> [The problem]
Reproduce the listing below, swapping every occurrence of "Степень жесткости испытаний" for "Уровень жесткости испытаний" and leaving everything else unchanged.

> [Records for the exercise]
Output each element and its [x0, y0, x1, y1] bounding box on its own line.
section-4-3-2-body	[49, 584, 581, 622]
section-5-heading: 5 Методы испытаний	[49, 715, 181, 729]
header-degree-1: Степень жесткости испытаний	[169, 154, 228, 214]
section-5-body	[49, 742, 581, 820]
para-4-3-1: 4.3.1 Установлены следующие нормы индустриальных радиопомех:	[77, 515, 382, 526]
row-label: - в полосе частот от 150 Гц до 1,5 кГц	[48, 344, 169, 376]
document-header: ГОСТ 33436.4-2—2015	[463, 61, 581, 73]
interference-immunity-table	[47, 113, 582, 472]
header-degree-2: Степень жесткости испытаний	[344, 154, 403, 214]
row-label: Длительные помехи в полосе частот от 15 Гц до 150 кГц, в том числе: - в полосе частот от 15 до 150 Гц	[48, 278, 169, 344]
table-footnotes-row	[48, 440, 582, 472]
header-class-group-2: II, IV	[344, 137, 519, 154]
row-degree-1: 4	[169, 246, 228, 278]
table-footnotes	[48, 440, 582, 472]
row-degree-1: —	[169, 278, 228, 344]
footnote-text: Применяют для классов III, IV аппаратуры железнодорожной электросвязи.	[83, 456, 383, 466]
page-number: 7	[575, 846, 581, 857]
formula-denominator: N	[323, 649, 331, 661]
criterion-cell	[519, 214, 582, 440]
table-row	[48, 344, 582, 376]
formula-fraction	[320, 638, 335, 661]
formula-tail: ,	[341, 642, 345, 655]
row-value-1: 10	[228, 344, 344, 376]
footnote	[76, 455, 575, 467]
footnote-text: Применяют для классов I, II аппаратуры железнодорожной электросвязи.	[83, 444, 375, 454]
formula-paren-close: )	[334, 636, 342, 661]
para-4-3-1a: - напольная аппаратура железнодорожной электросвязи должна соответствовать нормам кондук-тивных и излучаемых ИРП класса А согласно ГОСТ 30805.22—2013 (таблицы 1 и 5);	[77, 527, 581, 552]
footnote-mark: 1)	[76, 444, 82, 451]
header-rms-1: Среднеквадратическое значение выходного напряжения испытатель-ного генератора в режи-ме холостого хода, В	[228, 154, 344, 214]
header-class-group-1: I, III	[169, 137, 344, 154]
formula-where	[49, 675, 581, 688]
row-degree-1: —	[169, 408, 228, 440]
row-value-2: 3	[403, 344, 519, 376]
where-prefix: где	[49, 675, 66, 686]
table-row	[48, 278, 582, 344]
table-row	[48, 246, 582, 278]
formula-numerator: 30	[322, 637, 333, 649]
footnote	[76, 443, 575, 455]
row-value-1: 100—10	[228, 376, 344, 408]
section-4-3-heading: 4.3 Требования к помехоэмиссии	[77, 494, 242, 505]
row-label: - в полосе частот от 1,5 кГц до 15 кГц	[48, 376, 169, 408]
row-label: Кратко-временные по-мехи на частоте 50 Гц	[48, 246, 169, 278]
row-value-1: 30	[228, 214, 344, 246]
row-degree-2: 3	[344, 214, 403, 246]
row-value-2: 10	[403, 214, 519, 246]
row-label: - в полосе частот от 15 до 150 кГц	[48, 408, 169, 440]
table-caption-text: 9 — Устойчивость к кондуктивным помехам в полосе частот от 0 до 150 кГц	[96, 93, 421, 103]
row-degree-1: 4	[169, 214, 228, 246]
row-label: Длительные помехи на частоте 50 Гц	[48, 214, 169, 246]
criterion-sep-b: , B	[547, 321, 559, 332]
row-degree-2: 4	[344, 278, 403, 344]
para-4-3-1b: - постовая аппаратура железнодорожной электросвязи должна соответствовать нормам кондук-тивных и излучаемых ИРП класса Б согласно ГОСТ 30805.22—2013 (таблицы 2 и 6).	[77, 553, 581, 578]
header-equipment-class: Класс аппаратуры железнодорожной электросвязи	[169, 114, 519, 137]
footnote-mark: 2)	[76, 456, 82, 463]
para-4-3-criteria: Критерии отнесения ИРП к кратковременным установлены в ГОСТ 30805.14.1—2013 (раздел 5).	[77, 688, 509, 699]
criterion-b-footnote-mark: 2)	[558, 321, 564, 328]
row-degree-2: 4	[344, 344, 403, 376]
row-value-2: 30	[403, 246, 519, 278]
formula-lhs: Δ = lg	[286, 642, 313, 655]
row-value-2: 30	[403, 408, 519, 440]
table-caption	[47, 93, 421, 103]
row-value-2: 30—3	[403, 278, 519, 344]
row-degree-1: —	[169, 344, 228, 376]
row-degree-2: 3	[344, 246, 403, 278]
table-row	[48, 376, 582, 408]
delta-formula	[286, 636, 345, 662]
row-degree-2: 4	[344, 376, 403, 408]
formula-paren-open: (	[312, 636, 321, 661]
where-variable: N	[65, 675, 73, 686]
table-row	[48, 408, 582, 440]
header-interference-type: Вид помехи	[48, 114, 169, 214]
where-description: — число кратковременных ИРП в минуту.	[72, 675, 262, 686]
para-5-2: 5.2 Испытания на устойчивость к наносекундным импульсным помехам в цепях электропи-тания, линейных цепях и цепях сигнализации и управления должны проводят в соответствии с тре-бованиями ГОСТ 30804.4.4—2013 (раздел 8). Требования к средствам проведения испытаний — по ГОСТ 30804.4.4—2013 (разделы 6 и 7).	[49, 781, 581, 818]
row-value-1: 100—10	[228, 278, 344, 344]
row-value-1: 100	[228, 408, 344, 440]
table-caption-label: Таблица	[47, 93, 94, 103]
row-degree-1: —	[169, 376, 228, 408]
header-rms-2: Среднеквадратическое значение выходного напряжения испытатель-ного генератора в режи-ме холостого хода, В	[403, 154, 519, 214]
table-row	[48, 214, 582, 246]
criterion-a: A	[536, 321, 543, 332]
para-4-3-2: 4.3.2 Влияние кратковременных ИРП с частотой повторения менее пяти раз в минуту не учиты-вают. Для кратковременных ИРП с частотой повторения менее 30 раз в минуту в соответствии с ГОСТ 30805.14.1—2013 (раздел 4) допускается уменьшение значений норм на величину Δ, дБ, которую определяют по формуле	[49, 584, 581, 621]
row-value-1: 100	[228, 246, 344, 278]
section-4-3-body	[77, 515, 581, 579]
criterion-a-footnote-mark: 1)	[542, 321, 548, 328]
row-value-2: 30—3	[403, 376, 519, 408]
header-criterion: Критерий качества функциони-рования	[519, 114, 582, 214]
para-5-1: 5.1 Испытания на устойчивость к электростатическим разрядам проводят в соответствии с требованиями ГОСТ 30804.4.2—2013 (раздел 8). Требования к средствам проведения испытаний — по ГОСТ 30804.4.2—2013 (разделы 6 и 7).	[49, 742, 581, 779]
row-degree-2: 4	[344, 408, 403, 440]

> [Reply to the task]
Output each element and its [x0, y0, x1, y1] bounding box on its own line.
section-4-3-2-body	[49, 584, 581, 622]
section-5-heading: 5 Методы испытаний	[49, 715, 181, 729]
header-degree-1: Уровень жесткости испытаний	[169, 154, 228, 214]
section-5-body	[49, 742, 581, 820]
para-4-3-1: 4.3.1 Установлены следующие нормы индустриальных радиопомех:	[77, 515, 382, 526]
row-label: - в полосе частот от 150 Гц до 1,5 кГц	[48, 344, 169, 376]
document-header: ГОСТ 33436.4-2—2015	[463, 61, 581, 73]
interference-immunity-table	[47, 113, 582, 472]
header-degree-2: Уровень жесткости испытаний	[344, 154, 403, 214]
row-label: Длительные помехи в полосе частот от 15 Гц до 150 кГц, в том числе: - в полосе частот от 15 до 150 Гц	[48, 278, 169, 344]
table-footnotes-row	[48, 440, 582, 472]
header-class-group-2: II, IV	[344, 137, 519, 154]
row-degree-1: 4	[169, 246, 228, 278]
table-footnotes	[48, 440, 582, 472]
row-degree-1: —	[169, 278, 228, 344]
footnote-text: Применяют для классов III, IV аппаратуры железнодорожной электросвязи.	[83, 456, 383, 466]
page-number: 7	[575, 846, 581, 857]
formula-denominator: N	[323, 649, 331, 661]
criterion-cell	[519, 214, 582, 440]
table-row	[48, 344, 582, 376]
formula-fraction	[320, 638, 335, 661]
formula-tail: ,	[341, 642, 345, 655]
row-value-1: 10	[228, 344, 344, 376]
footnote	[76, 455, 575, 467]
footnote-text: Применяют для классов I, II аппаратуры железнодорожной электросвязи.	[83, 444, 375, 454]
formula-paren-close: )	[334, 636, 342, 661]
para-4-3-1a: - напольная аппаратура железнодорожной электросвязи должна соответствовать нормам кондук-тивных и излучаемых ИРП класса А согласно ГОСТ 30805.22—2013 (таблицы 1 и 5);	[77, 527, 581, 552]
footnote-mark: 1)	[76, 444, 82, 451]
header-rms-1: Среднеквадратическое значение выходного напряжения испытатель-ного генератора в режи-ме холостого хода, В	[228, 154, 344, 214]
header-class-group-1: I, III	[169, 137, 344, 154]
formula-where	[49, 675, 581, 688]
row-degree-1: —	[169, 408, 228, 440]
row-value-2: 3	[403, 344, 519, 376]
where-prefix: где	[49, 675, 66, 686]
table-row	[48, 278, 582, 344]
table-row	[48, 246, 582, 278]
formula-numerator: 30	[322, 637, 333, 649]
footnote	[76, 443, 575, 455]
row-value-1: 100—10	[228, 376, 344, 408]
section-4-3-heading: 4.3 Требования к помехоэмиссии	[77, 494, 242, 505]
row-label: - в полосе частот от 1,5 кГц до 15 кГц	[48, 376, 169, 408]
row-label: Кратко-временные по-мехи на частоте 50 Гц	[48, 246, 169, 278]
row-value-1: 30	[228, 214, 344, 246]
row-degree-2: 3	[344, 214, 403, 246]
row-value-2: 10	[403, 214, 519, 246]
row-label: - в полосе частот от 15 до 150 кГц	[48, 408, 169, 440]
table-caption-text: 9 — Устойчивость к кондуктивным помехам в полосе частот от 0 до 150 кГц	[96, 93, 421, 103]
row-degree-1: 4	[169, 214, 228, 246]
row-label: Длительные помехи на частоте 50 Гц	[48, 214, 169, 246]
criterion-sep-b: , B	[547, 321, 559, 332]
row-degree-2: 4	[344, 278, 403, 344]
para-4-3-1b: - постовая аппаратура железнодорожной электросвязи должна соответствовать нормам кондук-тивных и излучаемых ИРП класса Б согласно ГОСТ 30805.22—2013 (таблицы 2 и 6).	[77, 553, 581, 578]
header-equipment-class: Класс аппаратуры железнодорожной электросвязи	[169, 114, 519, 137]
footnote-mark: 2)	[76, 456, 82, 463]
para-4-3-criteria: Критерии отнесения ИРП к кратковременным установлены в ГОСТ 30805.14.1—2013 (раздел 5).	[77, 688, 509, 699]
criterion-b-footnote-mark: 2)	[558, 321, 564, 328]
row-degree-2: 4	[344, 344, 403, 376]
row-value-2: 30	[403, 246, 519, 278]
formula-lhs: Δ = lg	[286, 642, 313, 655]
row-value-2: 30	[403, 408, 519, 440]
table-caption	[47, 93, 421, 103]
row-value-2: 30—3	[403, 278, 519, 344]
row-degree-1: —	[169, 344, 228, 376]
row-degree-2: 3	[344, 246, 403, 278]
table-row	[48, 376, 582, 408]
delta-formula	[286, 636, 345, 662]
row-degree-2: 4	[344, 376, 403, 408]
formula-paren-open: (	[312, 636, 321, 661]
where-variable: N	[65, 675, 73, 686]
table-row	[48, 408, 582, 440]
header-interference-type: Вид помехи	[48, 114, 169, 214]
where-description: — число кратковременных ИРП в минуту.	[72, 675, 262, 686]
para-5-2: 5.2 Испытания на устойчивость к наносекундным импульсным помехам в цепях электропи-тания, линейных цепях и цепях сигнализации и управления должны проводят в соответствии с тре-бованиями ГОСТ 30804.4.4—2013 (раздел 8). Требования к средствам проведения испытаний — по ГОСТ 30804.4.4—2013 (разделы 6 и 7).	[49, 781, 581, 818]
row-value-1: 100—10	[228, 278, 344, 344]
row-value-1: 100	[228, 408, 344, 440]
table-caption-label: Таблица	[47, 93, 94, 103]
row-degree-1: —	[169, 376, 228, 408]
header-rms-2: Среднеквадратическое значение выходного напряжения испытатель-ного генератора в режи-ме холостого хода, В	[403, 154, 519, 214]
table-row	[48, 214, 582, 246]
criterion-a: A	[536, 321, 543, 332]
para-4-3-2: 4.3.2 Влияние кратковременных ИРП с частотой повторения менее пяти раз в минуту не учиты-вают. Для кратковременных ИРП с частотой повторения менее 30 раз в минуту в соответствии с ГОСТ 30805.14.1—2013 (раздел 4) допускается уменьшение значений норм на величину Δ, дБ, которую определяют по формуле	[49, 584, 581, 621]
row-value-1: 100	[228, 246, 344, 278]
section-4-3-body	[77, 515, 581, 579]
criterion-a-footnote-mark: 1)	[542, 321, 548, 328]
row-value-2: 30—3	[403, 376, 519, 408]
header-criterion: Критерий качества функциони-рования	[519, 114, 582, 214]
para-5-1: 5.1 Испытания на устойчивость к электростатическим разрядам проводят в соответствии с требованиями ГОСТ 30804.4.2—2013 (раздел 8). Требования к средствам проведения испытаний — по ГОСТ 30804.4.2—2013 (разделы 6 и 7).	[49, 742, 581, 779]
row-degree-2: 4	[344, 408, 403, 440]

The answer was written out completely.